** The exercise **
Reproduce the rows below word for word, starting at the row that contains "Annotate this image: element" and ending at the row that contains "y-tick-label: 100 xyxy=(757,476,776,487)", both included. Leave out any pictures.

** Records for the exercise **
---*---
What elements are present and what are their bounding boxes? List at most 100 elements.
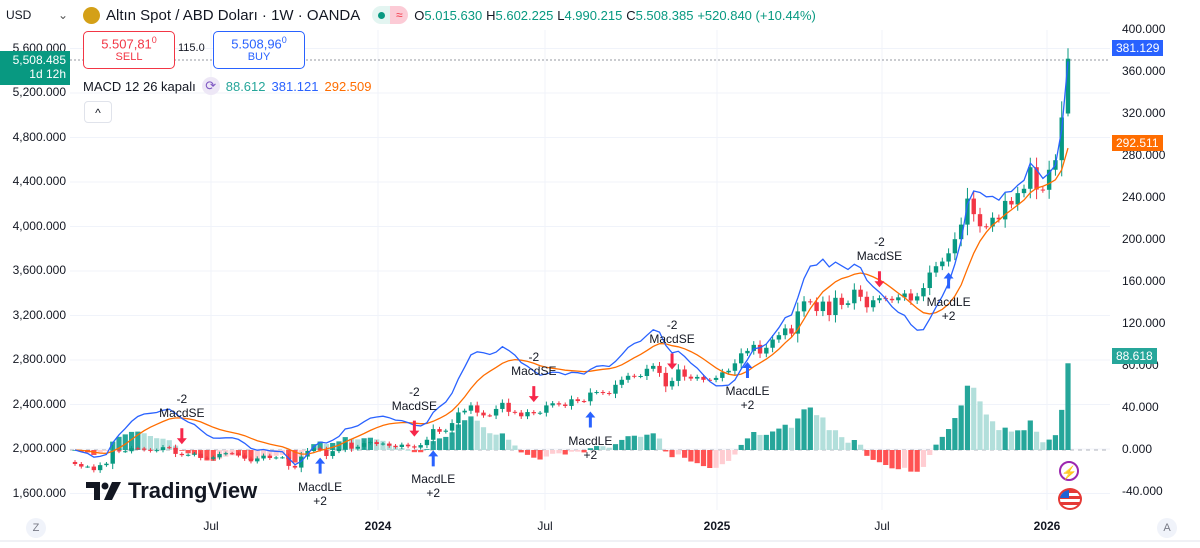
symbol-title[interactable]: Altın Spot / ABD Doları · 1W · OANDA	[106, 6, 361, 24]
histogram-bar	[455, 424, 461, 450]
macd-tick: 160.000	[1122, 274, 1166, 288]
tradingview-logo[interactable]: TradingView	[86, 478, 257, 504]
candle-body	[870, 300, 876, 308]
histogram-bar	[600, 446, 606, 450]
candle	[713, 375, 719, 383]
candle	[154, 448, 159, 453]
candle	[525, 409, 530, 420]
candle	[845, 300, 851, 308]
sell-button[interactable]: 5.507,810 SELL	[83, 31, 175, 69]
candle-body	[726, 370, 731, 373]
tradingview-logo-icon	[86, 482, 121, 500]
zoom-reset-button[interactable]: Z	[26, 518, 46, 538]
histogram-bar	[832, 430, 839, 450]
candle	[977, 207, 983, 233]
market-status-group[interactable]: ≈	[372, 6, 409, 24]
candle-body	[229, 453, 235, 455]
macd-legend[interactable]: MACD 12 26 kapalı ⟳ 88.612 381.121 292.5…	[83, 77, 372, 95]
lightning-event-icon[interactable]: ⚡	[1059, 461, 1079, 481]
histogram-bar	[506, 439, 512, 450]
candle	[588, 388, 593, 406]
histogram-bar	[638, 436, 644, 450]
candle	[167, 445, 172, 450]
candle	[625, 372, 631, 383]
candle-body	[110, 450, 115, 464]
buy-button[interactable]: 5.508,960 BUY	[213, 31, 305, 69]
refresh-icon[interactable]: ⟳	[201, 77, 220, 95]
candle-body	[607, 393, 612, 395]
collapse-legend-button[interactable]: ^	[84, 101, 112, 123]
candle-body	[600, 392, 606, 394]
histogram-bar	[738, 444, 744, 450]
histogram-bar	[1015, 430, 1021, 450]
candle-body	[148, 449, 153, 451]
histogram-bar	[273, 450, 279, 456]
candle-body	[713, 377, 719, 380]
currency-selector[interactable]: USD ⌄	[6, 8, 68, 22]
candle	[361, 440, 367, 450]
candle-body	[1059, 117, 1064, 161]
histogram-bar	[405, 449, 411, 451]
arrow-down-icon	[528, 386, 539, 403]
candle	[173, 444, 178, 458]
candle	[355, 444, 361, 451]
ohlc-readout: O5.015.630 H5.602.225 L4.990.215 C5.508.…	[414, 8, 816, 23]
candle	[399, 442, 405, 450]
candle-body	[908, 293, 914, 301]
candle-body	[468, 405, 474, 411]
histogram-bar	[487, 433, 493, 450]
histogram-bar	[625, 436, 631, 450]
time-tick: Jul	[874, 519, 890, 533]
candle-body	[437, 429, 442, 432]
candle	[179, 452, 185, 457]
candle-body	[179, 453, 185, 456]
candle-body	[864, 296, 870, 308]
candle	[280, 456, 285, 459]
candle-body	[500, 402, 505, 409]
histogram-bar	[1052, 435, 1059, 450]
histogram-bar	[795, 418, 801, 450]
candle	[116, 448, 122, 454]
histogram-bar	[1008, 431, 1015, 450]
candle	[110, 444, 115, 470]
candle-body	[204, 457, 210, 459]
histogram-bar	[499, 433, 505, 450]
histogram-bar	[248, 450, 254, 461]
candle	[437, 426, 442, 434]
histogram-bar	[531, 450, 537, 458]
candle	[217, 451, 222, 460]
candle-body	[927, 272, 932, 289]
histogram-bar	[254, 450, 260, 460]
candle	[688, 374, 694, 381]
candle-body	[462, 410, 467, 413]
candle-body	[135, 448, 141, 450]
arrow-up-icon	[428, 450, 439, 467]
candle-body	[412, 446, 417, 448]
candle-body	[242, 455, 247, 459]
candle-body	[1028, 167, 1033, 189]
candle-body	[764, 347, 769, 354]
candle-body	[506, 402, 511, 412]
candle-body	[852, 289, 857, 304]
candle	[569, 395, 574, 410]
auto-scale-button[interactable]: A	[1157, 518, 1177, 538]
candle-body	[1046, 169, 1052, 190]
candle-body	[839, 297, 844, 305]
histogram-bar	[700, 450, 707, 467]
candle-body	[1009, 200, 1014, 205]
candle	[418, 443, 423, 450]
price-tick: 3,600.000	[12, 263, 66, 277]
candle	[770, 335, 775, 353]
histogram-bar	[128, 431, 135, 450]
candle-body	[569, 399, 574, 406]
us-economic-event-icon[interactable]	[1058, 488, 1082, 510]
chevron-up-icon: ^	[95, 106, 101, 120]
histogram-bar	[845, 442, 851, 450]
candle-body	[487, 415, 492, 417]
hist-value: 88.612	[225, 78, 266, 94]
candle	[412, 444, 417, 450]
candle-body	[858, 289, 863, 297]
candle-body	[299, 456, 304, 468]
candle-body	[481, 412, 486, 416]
---*---
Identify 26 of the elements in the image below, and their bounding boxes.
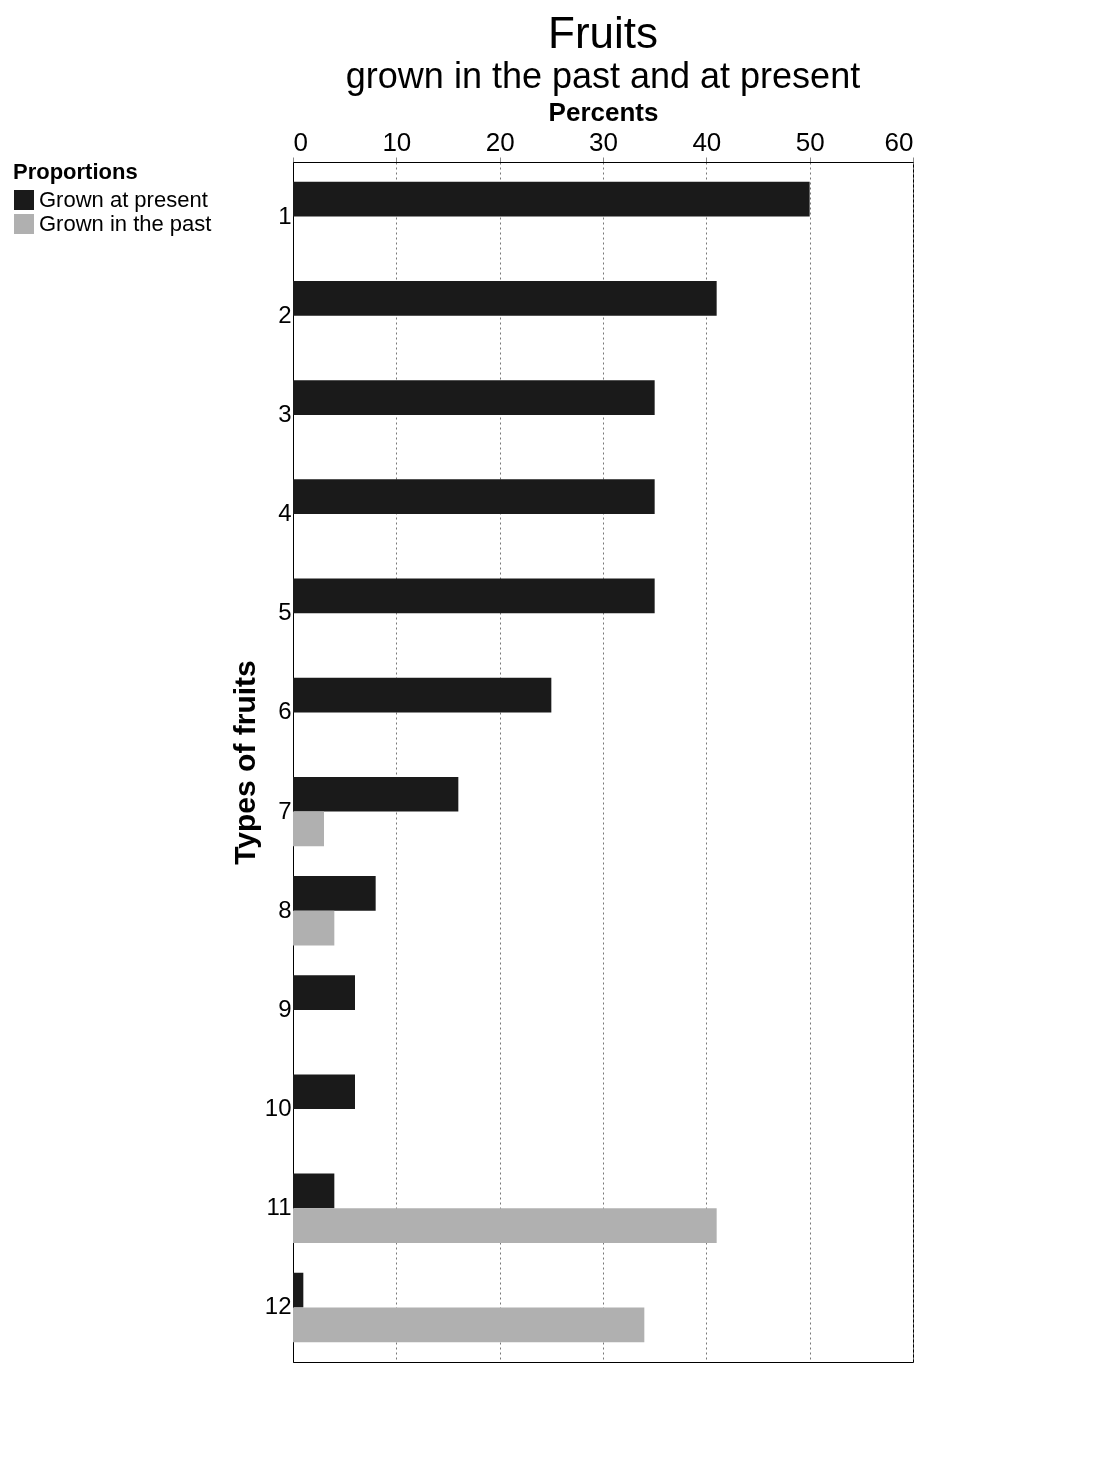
---*---
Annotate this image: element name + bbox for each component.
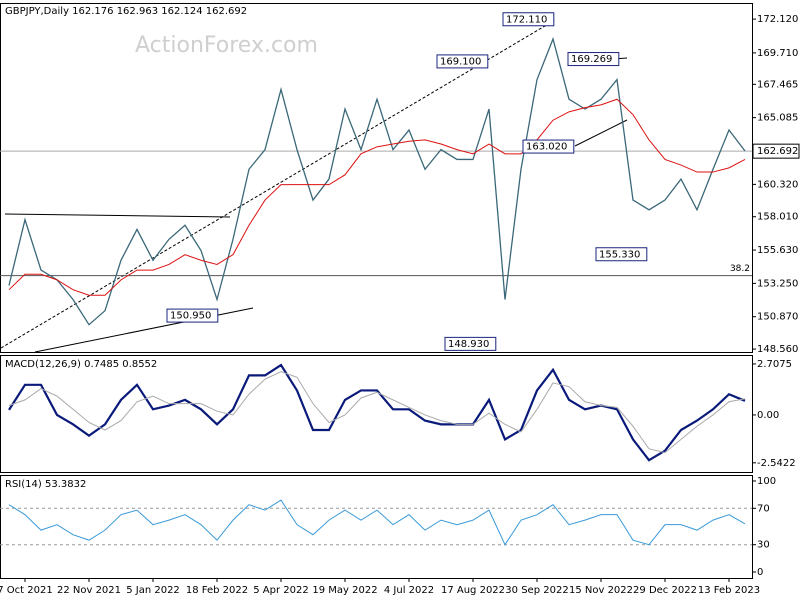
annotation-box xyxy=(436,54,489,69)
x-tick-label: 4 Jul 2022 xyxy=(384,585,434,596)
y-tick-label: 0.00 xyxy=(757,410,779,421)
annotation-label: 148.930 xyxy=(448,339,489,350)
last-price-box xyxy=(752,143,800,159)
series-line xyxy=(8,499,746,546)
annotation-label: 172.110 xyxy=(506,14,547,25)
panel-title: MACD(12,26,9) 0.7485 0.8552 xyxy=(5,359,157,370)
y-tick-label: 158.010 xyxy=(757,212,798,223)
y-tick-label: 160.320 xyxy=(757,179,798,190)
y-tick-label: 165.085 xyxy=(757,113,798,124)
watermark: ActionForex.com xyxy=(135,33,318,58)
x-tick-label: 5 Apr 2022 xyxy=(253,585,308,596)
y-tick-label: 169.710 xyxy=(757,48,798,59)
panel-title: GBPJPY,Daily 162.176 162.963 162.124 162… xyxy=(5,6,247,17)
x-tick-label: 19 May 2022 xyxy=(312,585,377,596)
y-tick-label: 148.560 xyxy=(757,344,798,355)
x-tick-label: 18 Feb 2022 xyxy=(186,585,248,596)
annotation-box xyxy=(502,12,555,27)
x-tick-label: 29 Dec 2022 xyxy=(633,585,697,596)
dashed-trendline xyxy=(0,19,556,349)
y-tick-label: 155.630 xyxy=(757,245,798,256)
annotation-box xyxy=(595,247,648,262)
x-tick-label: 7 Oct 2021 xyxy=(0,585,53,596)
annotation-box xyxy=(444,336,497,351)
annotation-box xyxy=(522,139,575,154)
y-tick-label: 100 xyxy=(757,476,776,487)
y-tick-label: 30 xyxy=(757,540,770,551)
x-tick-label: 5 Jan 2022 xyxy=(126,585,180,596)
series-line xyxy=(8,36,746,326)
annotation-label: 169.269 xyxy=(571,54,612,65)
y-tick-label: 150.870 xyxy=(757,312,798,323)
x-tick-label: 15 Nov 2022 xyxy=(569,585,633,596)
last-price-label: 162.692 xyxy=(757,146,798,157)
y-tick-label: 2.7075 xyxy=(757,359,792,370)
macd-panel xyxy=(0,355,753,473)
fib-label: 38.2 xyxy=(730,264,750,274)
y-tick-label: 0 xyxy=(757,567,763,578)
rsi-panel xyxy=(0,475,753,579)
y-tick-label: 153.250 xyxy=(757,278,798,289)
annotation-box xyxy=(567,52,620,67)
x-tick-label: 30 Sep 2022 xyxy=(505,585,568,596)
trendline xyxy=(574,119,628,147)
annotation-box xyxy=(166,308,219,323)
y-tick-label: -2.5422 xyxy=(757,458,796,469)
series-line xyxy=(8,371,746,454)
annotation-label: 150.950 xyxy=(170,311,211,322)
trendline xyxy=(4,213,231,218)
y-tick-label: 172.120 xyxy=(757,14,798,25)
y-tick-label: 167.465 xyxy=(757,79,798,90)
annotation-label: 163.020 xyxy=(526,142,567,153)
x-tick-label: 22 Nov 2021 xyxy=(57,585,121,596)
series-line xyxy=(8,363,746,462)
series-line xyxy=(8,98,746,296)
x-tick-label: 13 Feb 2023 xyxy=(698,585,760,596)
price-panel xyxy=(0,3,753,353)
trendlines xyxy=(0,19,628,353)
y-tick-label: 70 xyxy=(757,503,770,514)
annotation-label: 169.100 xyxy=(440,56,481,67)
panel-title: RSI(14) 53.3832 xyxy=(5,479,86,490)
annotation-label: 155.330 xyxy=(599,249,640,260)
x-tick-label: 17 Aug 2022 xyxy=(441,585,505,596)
---*---
** Task solution **
Annotate this image: element name + bbox for each component.
annotation-box xyxy=(436,54,489,69)
x-tick-label: 4 Jul 2022 xyxy=(384,585,434,596)
y-tick-label: 0.00 xyxy=(757,410,779,421)
annotation-label: 148.930 xyxy=(448,339,489,350)
last-price-box xyxy=(752,143,800,159)
series-line xyxy=(8,499,746,546)
annotation-label: 172.110 xyxy=(506,14,547,25)
panel-title: MACD(12,26,9) 0.7485 0.8552 xyxy=(5,359,157,370)
y-tick-label: 158.010 xyxy=(757,212,798,223)
y-tick-label: 160.320 xyxy=(757,179,798,190)
y-tick-label: 165.085 xyxy=(757,113,798,124)
watermark: ActionForex.com xyxy=(135,33,318,58)
x-tick-label: 5 Apr 2022 xyxy=(253,585,308,596)
y-tick-label: 169.710 xyxy=(757,48,798,59)
panel-title: GBPJPY,Daily 162.176 162.963 162.124 162… xyxy=(5,6,247,17)
x-tick-label: 19 May 2022 xyxy=(312,585,377,596)
y-tick-label: 148.560 xyxy=(757,344,798,355)
x-tick-label: 18 Feb 2022 xyxy=(186,585,248,596)
annotation-box xyxy=(502,12,555,27)
x-tick-label: 29 Dec 2022 xyxy=(633,585,697,596)
dashed-trendline xyxy=(0,19,556,349)
y-tick-label: 155.630 xyxy=(757,245,798,256)
annotation-box xyxy=(595,247,648,262)
x-tick-label: 7 Oct 2021 xyxy=(0,585,53,596)
annotation-box xyxy=(444,336,497,351)
annotation-box xyxy=(522,139,575,154)
y-tick-label: 100 xyxy=(757,476,776,487)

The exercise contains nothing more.